# JOB
Select from the data all lines with the word "title".

── RECORDS FOR THIS EXERCISE ──

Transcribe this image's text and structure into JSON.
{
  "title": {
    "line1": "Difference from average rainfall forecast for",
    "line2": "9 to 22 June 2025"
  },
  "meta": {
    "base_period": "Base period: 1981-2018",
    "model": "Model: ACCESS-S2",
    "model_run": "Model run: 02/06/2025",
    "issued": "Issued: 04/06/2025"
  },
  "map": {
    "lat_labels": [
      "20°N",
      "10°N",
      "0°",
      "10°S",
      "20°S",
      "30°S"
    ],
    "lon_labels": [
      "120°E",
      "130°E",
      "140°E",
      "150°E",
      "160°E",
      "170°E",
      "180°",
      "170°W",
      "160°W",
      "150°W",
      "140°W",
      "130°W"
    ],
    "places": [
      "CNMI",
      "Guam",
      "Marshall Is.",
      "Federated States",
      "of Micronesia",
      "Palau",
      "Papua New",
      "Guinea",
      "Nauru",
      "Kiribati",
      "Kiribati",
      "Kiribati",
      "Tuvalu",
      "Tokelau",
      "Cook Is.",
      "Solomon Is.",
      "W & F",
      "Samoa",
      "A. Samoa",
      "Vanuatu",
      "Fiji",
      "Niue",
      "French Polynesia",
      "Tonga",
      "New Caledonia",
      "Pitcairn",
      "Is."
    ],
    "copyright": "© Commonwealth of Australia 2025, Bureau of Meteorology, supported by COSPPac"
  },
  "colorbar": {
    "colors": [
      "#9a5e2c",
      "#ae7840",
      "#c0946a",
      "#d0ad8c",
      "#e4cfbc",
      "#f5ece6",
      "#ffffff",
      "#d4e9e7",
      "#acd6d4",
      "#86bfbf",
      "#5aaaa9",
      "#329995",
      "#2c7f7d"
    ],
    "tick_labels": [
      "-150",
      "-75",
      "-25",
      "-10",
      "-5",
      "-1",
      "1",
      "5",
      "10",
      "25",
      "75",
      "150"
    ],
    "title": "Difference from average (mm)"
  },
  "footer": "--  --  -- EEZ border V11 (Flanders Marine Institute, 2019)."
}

───
── RECORDS FOR THIS EXERCISE ──

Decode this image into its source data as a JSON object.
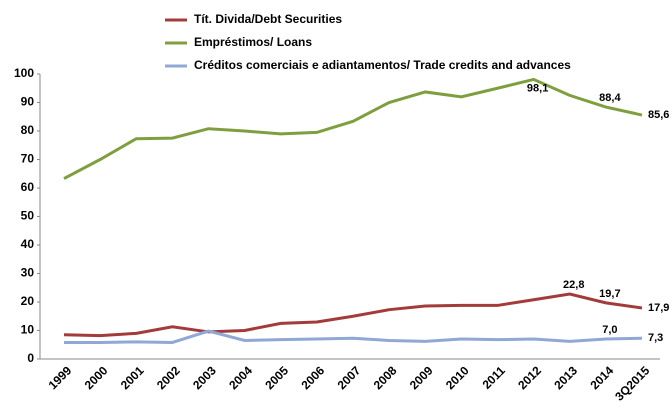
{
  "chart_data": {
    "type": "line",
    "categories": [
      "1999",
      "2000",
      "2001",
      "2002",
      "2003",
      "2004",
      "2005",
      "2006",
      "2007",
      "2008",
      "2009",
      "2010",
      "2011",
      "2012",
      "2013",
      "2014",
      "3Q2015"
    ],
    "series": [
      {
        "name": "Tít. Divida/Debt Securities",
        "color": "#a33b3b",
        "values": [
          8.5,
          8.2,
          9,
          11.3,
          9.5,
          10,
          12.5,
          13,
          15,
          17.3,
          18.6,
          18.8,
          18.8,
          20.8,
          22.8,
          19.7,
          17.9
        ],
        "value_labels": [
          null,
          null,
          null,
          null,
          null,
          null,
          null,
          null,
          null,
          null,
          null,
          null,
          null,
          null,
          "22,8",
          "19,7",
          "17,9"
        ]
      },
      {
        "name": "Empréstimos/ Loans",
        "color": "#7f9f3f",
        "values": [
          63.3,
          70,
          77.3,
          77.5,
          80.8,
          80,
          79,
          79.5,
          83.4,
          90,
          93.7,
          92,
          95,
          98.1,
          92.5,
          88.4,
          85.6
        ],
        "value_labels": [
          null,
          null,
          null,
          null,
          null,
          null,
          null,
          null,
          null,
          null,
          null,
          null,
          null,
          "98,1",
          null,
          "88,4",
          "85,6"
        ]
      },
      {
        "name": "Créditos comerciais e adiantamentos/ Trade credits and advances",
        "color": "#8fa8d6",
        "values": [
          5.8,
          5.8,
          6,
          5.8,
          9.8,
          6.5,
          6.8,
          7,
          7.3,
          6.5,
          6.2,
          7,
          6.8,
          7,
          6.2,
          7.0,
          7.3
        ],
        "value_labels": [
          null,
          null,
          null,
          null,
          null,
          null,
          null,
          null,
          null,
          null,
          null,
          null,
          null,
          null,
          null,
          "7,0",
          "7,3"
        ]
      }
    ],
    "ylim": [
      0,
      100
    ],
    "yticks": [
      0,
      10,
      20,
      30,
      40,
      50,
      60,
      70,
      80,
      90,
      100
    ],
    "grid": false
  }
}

───

# TASK RESPONSE
  "title": {
    "title": "Difference from average (mm)"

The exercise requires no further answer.